# [WHAT YOU WILL DO]
Review the lines that follow and copy each one that contains the word "breakdown".

# [DATASET EXCERPTS]
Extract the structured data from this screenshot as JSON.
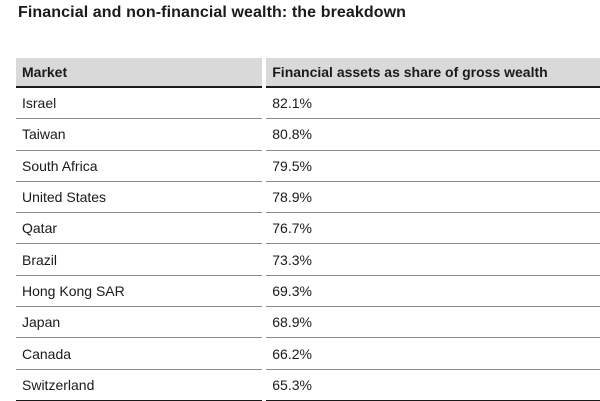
{
  "title": "Financial and non-financial wealth: the breakdown",
  "chart_data": {
    "type": "table",
    "title": "Financial and non-financial wealth: the breakdown",
    "columns": [
      "Market",
      "Financial assets as share of gross wealth"
    ],
    "rows": [
      {
        "market": "Israel",
        "value": "82.1%"
      },
      {
        "market": "Taiwan",
        "value": "80.8%"
      },
      {
        "market": "South Africa",
        "value": "79.5%"
      },
      {
        "market": "United States",
        "value": "78.9%"
      },
      {
        "market": "Qatar",
        "value": "76.7%"
      },
      {
        "market": "Brazil",
        "value": "73.3%"
      },
      {
        "market": "Hong Kong SAR",
        "value": "69.3%"
      },
      {
        "market": "Japan",
        "value": "68.9%"
      },
      {
        "market": "Canada",
        "value": "66.2%"
      },
      {
        "market": "Switzerland",
        "value": "65.3%"
      }
    ]
  }
}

# [TASK ANSWER]
  "title": "Financial and non-financial wealth: the breakdown",
    "title": "Financial and non-financial wealth: the breakdown",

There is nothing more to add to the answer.